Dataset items
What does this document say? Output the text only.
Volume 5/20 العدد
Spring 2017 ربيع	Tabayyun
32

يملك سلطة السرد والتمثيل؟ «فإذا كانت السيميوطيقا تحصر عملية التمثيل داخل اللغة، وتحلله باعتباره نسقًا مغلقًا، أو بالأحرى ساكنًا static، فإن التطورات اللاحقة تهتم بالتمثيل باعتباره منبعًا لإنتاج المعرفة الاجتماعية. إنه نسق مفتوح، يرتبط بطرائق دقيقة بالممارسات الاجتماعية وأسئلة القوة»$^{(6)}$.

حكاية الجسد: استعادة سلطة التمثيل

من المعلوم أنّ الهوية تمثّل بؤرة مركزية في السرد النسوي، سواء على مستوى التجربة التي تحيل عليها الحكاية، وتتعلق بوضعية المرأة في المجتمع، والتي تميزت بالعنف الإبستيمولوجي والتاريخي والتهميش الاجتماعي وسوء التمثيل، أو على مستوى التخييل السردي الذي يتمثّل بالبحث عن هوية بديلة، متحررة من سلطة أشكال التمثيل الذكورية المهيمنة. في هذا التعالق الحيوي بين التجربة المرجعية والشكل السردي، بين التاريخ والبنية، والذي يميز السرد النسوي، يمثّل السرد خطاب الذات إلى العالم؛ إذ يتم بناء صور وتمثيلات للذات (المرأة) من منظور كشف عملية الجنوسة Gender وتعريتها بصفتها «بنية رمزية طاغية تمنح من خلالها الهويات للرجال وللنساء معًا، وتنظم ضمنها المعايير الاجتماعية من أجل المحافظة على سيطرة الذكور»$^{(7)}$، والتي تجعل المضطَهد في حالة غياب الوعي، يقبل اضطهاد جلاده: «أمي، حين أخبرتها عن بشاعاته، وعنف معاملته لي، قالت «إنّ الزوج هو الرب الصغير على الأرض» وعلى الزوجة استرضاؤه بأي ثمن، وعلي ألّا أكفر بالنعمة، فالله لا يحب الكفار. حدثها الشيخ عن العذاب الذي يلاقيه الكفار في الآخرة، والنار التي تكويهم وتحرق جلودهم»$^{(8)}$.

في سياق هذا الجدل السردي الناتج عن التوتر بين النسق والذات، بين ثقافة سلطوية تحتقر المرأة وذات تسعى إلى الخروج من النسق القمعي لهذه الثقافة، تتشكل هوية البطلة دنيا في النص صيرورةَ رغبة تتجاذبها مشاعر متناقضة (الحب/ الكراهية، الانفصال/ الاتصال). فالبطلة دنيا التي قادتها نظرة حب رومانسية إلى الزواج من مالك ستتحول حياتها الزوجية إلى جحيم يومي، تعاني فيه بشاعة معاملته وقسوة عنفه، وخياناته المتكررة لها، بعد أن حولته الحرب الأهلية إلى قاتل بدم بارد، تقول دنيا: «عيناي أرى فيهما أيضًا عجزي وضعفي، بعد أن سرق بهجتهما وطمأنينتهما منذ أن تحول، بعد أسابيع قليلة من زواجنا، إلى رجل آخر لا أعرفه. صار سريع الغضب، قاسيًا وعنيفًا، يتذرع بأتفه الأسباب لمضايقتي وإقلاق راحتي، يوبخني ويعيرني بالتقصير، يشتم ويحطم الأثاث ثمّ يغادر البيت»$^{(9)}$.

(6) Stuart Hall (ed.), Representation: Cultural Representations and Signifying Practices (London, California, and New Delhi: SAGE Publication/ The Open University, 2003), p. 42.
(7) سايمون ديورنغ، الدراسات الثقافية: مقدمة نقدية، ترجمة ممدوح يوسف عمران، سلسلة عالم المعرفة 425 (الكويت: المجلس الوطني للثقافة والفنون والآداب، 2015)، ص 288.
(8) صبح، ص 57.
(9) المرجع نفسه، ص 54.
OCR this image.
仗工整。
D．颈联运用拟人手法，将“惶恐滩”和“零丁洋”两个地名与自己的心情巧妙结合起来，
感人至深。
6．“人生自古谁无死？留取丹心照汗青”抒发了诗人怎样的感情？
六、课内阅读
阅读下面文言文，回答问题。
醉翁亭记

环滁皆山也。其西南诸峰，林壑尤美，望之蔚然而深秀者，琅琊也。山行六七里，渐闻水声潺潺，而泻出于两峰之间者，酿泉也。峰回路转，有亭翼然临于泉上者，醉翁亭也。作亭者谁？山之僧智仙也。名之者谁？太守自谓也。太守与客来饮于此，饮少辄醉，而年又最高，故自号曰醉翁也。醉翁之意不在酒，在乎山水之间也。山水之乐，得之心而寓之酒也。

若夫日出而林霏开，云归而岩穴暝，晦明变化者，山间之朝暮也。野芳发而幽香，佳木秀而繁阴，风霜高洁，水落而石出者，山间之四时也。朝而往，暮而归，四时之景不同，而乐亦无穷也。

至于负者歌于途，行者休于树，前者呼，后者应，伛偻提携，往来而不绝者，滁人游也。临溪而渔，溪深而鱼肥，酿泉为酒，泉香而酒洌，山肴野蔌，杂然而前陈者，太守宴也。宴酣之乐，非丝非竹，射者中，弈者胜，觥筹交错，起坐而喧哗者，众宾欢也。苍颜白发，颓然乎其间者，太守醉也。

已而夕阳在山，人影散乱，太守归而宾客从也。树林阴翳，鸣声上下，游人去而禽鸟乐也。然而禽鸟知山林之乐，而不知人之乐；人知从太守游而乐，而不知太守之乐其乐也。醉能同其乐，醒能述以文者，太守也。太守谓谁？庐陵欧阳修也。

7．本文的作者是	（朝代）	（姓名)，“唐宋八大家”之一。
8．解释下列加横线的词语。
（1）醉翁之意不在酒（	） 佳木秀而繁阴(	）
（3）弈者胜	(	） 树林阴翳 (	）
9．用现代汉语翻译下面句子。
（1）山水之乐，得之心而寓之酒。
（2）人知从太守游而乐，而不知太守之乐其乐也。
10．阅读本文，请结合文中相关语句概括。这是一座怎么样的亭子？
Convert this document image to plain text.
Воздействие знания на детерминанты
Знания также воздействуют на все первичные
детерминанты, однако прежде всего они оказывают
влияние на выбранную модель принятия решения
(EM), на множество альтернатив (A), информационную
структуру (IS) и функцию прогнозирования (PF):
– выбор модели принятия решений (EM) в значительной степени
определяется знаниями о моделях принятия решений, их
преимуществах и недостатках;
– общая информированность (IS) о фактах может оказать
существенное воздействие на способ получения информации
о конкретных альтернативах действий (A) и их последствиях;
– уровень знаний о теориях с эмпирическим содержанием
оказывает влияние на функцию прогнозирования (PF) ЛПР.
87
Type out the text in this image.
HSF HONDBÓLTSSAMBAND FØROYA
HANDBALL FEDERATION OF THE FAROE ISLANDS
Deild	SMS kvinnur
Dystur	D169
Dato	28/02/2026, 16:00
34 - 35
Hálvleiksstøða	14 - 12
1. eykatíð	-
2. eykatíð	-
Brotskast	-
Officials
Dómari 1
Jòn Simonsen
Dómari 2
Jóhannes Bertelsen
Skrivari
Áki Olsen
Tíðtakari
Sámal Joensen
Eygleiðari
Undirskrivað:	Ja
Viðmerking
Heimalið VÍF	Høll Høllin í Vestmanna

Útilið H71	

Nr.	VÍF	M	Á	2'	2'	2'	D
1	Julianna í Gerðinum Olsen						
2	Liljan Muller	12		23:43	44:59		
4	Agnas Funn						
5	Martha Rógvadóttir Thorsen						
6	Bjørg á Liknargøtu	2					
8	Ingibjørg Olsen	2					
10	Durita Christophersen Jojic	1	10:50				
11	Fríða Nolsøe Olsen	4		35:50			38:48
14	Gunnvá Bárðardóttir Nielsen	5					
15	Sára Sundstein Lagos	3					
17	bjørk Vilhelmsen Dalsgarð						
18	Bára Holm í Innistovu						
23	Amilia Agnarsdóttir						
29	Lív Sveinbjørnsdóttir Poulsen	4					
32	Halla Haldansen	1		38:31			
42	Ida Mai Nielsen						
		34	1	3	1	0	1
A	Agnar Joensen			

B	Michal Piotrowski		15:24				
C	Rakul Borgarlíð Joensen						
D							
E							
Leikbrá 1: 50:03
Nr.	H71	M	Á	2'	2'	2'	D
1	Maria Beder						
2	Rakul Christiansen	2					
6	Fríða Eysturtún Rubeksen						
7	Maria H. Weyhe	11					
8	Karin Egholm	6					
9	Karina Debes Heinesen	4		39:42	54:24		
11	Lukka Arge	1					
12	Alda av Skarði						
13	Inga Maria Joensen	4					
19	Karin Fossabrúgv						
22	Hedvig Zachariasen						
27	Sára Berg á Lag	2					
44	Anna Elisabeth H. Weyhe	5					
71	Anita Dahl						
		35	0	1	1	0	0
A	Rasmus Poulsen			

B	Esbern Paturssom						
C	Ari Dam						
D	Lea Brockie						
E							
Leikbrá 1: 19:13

## INSTRUCTIONS TO FOLLOW
Select all lines in the listing above where the word "المعرفة" appears, and show them.

## OUTPUT OF THE EXERCISE
يملك سلطة السرد والتمثيل؟ «فإذا كانت السيميوطيقا تحصر عملية التمثيل داخل اللغة، وتحلله باعتباره نسقًا مغلقًا، أو بالأحرى ساكنًا static، فإن التطورات اللاحقة تهتم بالتمثيل باعتباره منبعًا لإنتاج المعرفة الاجتماعية. إنه نسق مفتوح، يرتبط بطرائق دقيقة بالممارسات الاجتماعية وأسئلة القوة»$^{(6)}$.
(7) سايمون ديورنغ، الدراسات الثقافية: مقدمة نقدية، ترجمة ممدوح يوسف عمران، سلسلة عالم المعرفة 425 (الكويت: المجلس الوطني للثقافة والفنون والآداب، 2015)، ص 288.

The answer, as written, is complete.